● DIRECTIONS
From the listing below, extract each line containing the string "Grayscale".

● PROVIDED INFORMATION
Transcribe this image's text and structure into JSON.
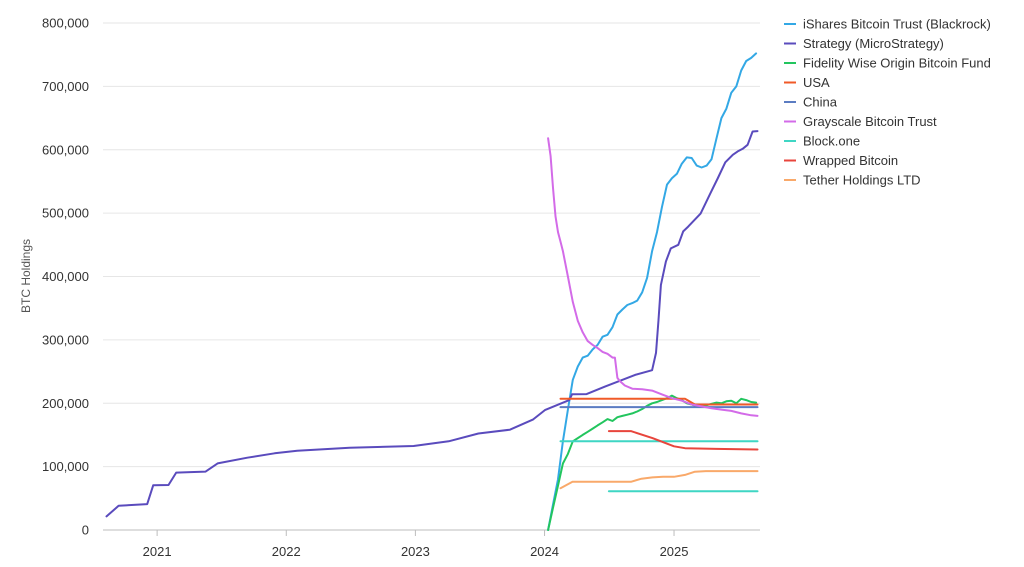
{
  "chart_data": {
    "type": "line",
    "title": "",
    "xlabel": "",
    "ylabel": "BTC Holdings",
    "xlim": [
      "2020-08-01",
      "2025-09-01"
    ],
    "ylim": [
      0,
      800000
    ],
    "y_ticks": [
      0,
      100000,
      200000,
      300000,
      400000,
      500000,
      600000,
      700000,
      800000
    ],
    "y_tick_labels": [
      "0",
      "100,000",
      "200,000",
      "300,000",
      "400,000",
      "500,000",
      "600,000",
      "700,000",
      "800,000"
    ],
    "x_ticks": [
      "2021-01-01",
      "2022-01-01",
      "2023-01-01",
      "2024-01-01",
      "2025-01-01"
    ],
    "x_tick_labels": [
      "2021",
      "2022",
      "2023",
      "2024",
      "2025"
    ],
    "grid": "horizontal",
    "legend_position": "right",
    "series": [
      {
        "name": "iShares Bitcoin Trust (Blackrock)",
        "color": "#33a8e5",
        "points": [
          [
            "2024-01-11",
            0
          ],
          [
            "2024-01-25",
            40000
          ],
          [
            "2024-02-08",
            80000
          ],
          [
            "2024-02-22",
            140000
          ],
          [
            "2024-03-07",
            190000
          ],
          [
            "2024-03-21",
            237000
          ],
          [
            "2024-04-04",
            258000
          ],
          [
            "2024-04-18",
            272000
          ],
          [
            "2024-05-02",
            275000
          ],
          [
            "2024-05-16",
            285000
          ],
          [
            "2024-05-30",
            292000
          ],
          [
            "2024-06-13",
            305000
          ],
          [
            "2024-06-27",
            308000
          ],
          [
            "2024-07-11",
            320000
          ],
          [
            "2024-07-25",
            340000
          ],
          [
            "2024-08-08",
            348000
          ],
          [
            "2024-08-22",
            355000
          ],
          [
            "2024-09-05",
            358000
          ],
          [
            "2024-09-19",
            362000
          ],
          [
            "2024-10-03",
            375000
          ],
          [
            "2024-10-17",
            398000
          ],
          [
            "2024-10-31",
            440000
          ],
          [
            "2024-11-14",
            470000
          ],
          [
            "2024-11-28",
            510000
          ],
          [
            "2024-12-12",
            545000
          ],
          [
            "2024-12-26",
            555000
          ],
          [
            "2025-01-09",
            562000
          ],
          [
            "2025-01-23",
            578000
          ],
          [
            "2025-02-06",
            588000
          ],
          [
            "2025-02-20",
            587000
          ],
          [
            "2025-03-06",
            575000
          ],
          [
            "2025-03-20",
            572000
          ],
          [
            "2025-04-03",
            575000
          ],
          [
            "2025-04-17",
            585000
          ],
          [
            "2025-05-01",
            618000
          ],
          [
            "2025-05-15",
            650000
          ],
          [
            "2025-05-29",
            665000
          ],
          [
            "2025-06-12",
            690000
          ],
          [
            "2025-06-26",
            700000
          ],
          [
            "2025-07-10",
            725000
          ],
          [
            "2025-07-24",
            740000
          ],
          [
            "2025-08-07",
            745000
          ],
          [
            "2025-08-21",
            752000
          ]
        ]
      },
      {
        "name": "Strategy (MicroStrategy)",
        "color": "#5a4bbd",
        "points": [
          [
            "2020-08-11",
            21454
          ],
          [
            "2020-09-14",
            38250
          ],
          [
            "2020-12-04",
            40824
          ],
          [
            "2020-12-21",
            70470
          ],
          [
            "2021-02-02",
            71079
          ],
          [
            "2021-02-24",
            90531
          ],
          [
            "2021-04-05",
            91326
          ],
          [
            "2021-05-18",
            92079
          ],
          [
            "2021-06-21",
            105085
          ],
          [
            "2021-09-13",
            114042
          ],
          [
            "2021-11-29",
            121044
          ],
          [
            "2022-02-01",
            125051
          ],
          [
            "2022-06-29",
            129699
          ],
          [
            "2022-12-27",
            132500
          ],
          [
            "2023-04-05",
            140000
          ],
          [
            "2023-06-28",
            152333
          ],
          [
            "2023-09-25",
            158245
          ],
          [
            "2023-11-30",
            174530
          ],
          [
            "2024-01-02",
            189150
          ],
          [
            "2024-03-11",
            205000
          ],
          [
            "2024-03-19",
            214246
          ],
          [
            "2024-04-29",
            214400
          ],
          [
            "2024-06-20",
            226331
          ],
          [
            "2024-09-13",
            244800
          ],
          [
            "2024-10-31",
            252220
          ],
          [
            "2024-11-11",
            279420
          ],
          [
            "2024-11-18",
            331200
          ],
          [
            "2024-11-25",
            386700
          ],
          [
            "2024-12-09",
            423650
          ],
          [
            "2024-12-23",
            444262
          ],
          [
            "2025-01-13",
            450000
          ],
          [
            "2025-01-27",
            471107
          ],
          [
            "2025-02-10",
            478740
          ],
          [
            "2025-03-17",
            499226
          ],
          [
            "2025-04-14",
            531644
          ],
          [
            "2025-05-05",
            555450
          ],
          [
            "2025-05-26",
            580250
          ],
          [
            "2025-06-16",
            592100
          ],
          [
            "2025-06-30",
            597325
          ],
          [
            "2025-07-14",
            601550
          ],
          [
            "2025-07-28",
            607770
          ],
          [
            "2025-08-11",
            628791
          ],
          [
            "2025-08-25",
            629376
          ]
        ]
      },
      {
        "name": "Fidelity Wise Origin Bitcoin Fund",
        "color": "#22c55e",
        "points": [
          [
            "2024-01-11",
            0
          ],
          [
            "2024-01-25",
            35000
          ],
          [
            "2024-02-08",
            70000
          ],
          [
            "2024-02-22",
            105000
          ],
          [
            "2024-03-07",
            120000
          ],
          [
            "2024-03-21",
            140000
          ],
          [
            "2024-04-04",
            145000
          ],
          [
            "2024-04-18",
            150000
          ],
          [
            "2024-05-02",
            155000
          ],
          [
            "2024-05-16",
            160000
          ],
          [
            "2024-05-30",
            165000
          ],
          [
            "2024-06-13",
            170000
          ],
          [
            "2024-06-27",
            175000
          ],
          [
            "2024-07-11",
            172000
          ],
          [
            "2024-07-25",
            178000
          ],
          [
            "2024-08-08",
            180000
          ],
          [
            "2024-08-22",
            182000
          ],
          [
            "2024-09-05",
            184000
          ],
          [
            "2024-09-19",
            187000
          ],
          [
            "2024-10-03",
            191000
          ],
          [
            "2024-10-17",
            196000
          ],
          [
            "2024-10-31",
            200000
          ],
          [
            "2024-11-14",
            202000
          ],
          [
            "2024-11-28",
            205000
          ],
          [
            "2024-12-12",
            208000
          ],
          [
            "2024-12-26",
            212000
          ],
          [
            "2025-01-09",
            208000
          ],
          [
            "2025-01-23",
            205000
          ],
          [
            "2025-02-06",
            200000
          ],
          [
            "2025-02-20",
            198000
          ],
          [
            "2025-03-06",
            195000
          ],
          [
            "2025-03-20",
            196000
          ],
          [
            "2025-04-03",
            197000
          ],
          [
            "2025-04-17",
            199000
          ],
          [
            "2025-05-01",
            201000
          ],
          [
            "2025-05-15",
            200000
          ],
          [
            "2025-05-29",
            203000
          ],
          [
            "2025-06-12",
            204000
          ],
          [
            "2025-06-26",
            200000
          ],
          [
            "2025-07-10",
            207000
          ],
          [
            "2025-07-24",
            205000
          ],
          [
            "2025-08-07",
            202000
          ],
          [
            "2025-08-21",
            201000
          ]
        ]
      },
      {
        "name": "USA",
        "color": "#f05a28",
        "points": [
          [
            "2024-02-15",
            207000
          ],
          [
            "2025-02-01",
            207000
          ],
          [
            "2025-03-01",
            198000
          ],
          [
            "2025-08-25",
            198000
          ]
        ]
      },
      {
        "name": "China",
        "color": "#5b7cc2",
        "points": [
          [
            "2024-02-15",
            194000
          ],
          [
            "2025-08-25",
            194000
          ]
        ]
      },
      {
        "name": "Grayscale Bitcoin Trust",
        "color": "#d36be8",
        "points": [
          [
            "2024-01-11",
            618000
          ],
          [
            "2024-01-18",
            590000
          ],
          [
            "2024-01-25",
            540000
          ],
          [
            "2024-02-01",
            495000
          ],
          [
            "2024-02-08",
            470000
          ],
          [
            "2024-02-15",
            455000
          ],
          [
            "2024-02-22",
            440000
          ],
          [
            "2024-03-07",
            400000
          ],
          [
            "2024-03-21",
            360000
          ],
          [
            "2024-04-04",
            330000
          ],
          [
            "2024-04-18",
            312000
          ],
          [
            "2024-05-02",
            298000
          ],
          [
            "2024-05-16",
            292000
          ],
          [
            "2024-05-30",
            287000
          ],
          [
            "2024-06-13",
            281000
          ],
          [
            "2024-06-27",
            278000
          ],
          [
            "2024-07-11",
            272000
          ],
          [
            "2024-07-18",
            272000
          ],
          [
            "2024-07-25",
            240000
          ],
          [
            "2024-08-01",
            235000
          ],
          [
            "2024-08-15",
            228000
          ],
          [
            "2024-09-05",
            223000
          ],
          [
            "2024-10-03",
            222000
          ],
          [
            "2024-10-31",
            220000
          ],
          [
            "2024-11-28",
            214000
          ],
          [
            "2024-12-26",
            208000
          ],
          [
            "2025-01-23",
            204000
          ],
          [
            "2025-02-20",
            198000
          ],
          [
            "2025-03-20",
            195000
          ],
          [
            "2025-04-17",
            192000
          ],
          [
            "2025-05-15",
            190000
          ],
          [
            "2025-06-12",
            188000
          ],
          [
            "2025-07-10",
            184000
          ],
          [
            "2025-08-07",
            181000
          ],
          [
            "2025-08-25",
            180000
          ]
        ]
      },
      {
        "name": "Block.one",
        "color": "#3fd6c4",
        "points": [
          [
            "2024-02-15",
            140000
          ],
          [
            "2025-08-25",
            140000
          ]
        ]
      },
      {
        "name": "Wrapped Bitcoin",
        "color": "#e8453c",
        "points": [
          [
            "2024-07-01",
            156000
          ],
          [
            "2024-09-01",
            156000
          ],
          [
            "2024-11-01",
            145000
          ],
          [
            "2025-01-01",
            132000
          ],
          [
            "2025-02-01",
            129000
          ],
          [
            "2025-05-01",
            128000
          ],
          [
            "2025-08-25",
            127000
          ]
        ]
      },
      {
        "name": "Tether Holdings LTD",
        "color": "#f9a96a",
        "points": [
          [
            "2024-02-15",
            66000
          ],
          [
            "2024-03-20",
            76000
          ],
          [
            "2024-09-01",
            76000
          ],
          [
            "2024-10-01",
            81000
          ],
          [
            "2024-11-01",
            83000
          ],
          [
            "2024-12-01",
            84000
          ],
          [
            "2025-01-01",
            84000
          ],
          [
            "2025-02-01",
            87000
          ],
          [
            "2025-03-01",
            92000
          ],
          [
            "2025-04-01",
            93000
          ],
          [
            "2025-08-25",
            93000
          ]
        ]
      },
      {
        "name": "",
        "color": "#3fd6c4",
        "points": [
          [
            "2024-07-01",
            61000
          ],
          [
            "2025-08-25",
            61000
          ]
        ]
      }
    ],
    "legend": [
      {
        "label": "iShares Bitcoin Trust (Blackrock)",
        "color": "#33a8e5"
      },
      {
        "label": "Strategy (MicroStrategy)",
        "color": "#5a4bbd"
      },
      {
        "label": "Fidelity Wise Origin Bitcoin Fund",
        "color": "#22c55e"
      },
      {
        "label": "USA",
        "color": "#f05a28"
      },
      {
        "label": "China",
        "color": "#5b7cc2"
      },
      {
        "label": "Grayscale Bitcoin Trust",
        "color": "#d36be8"
      },
      {
        "label": "Block.one",
        "color": "#3fd6c4"
      },
      {
        "label": "Wrapped Bitcoin",
        "color": "#e8453c"
      },
      {
        "label": "Tether Holdings LTD",
        "color": "#f9a96a"
      }
    ]
  }
}
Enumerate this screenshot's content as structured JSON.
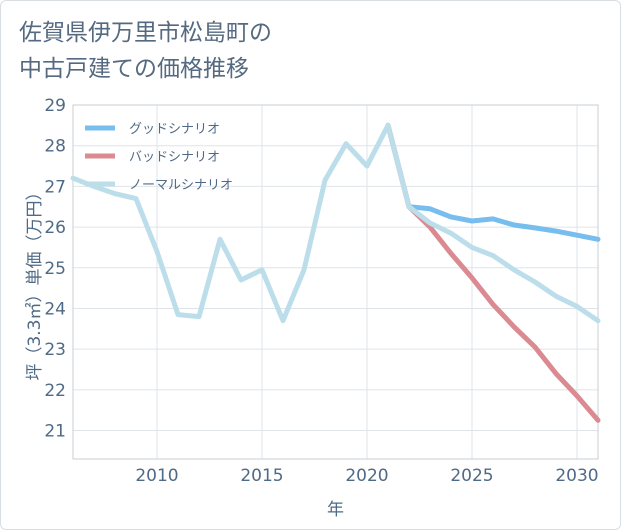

● TASK RESULT
        "name": "Grayscale Bitcoin Trust",
        "label": "Grayscale Bitcoin Trust",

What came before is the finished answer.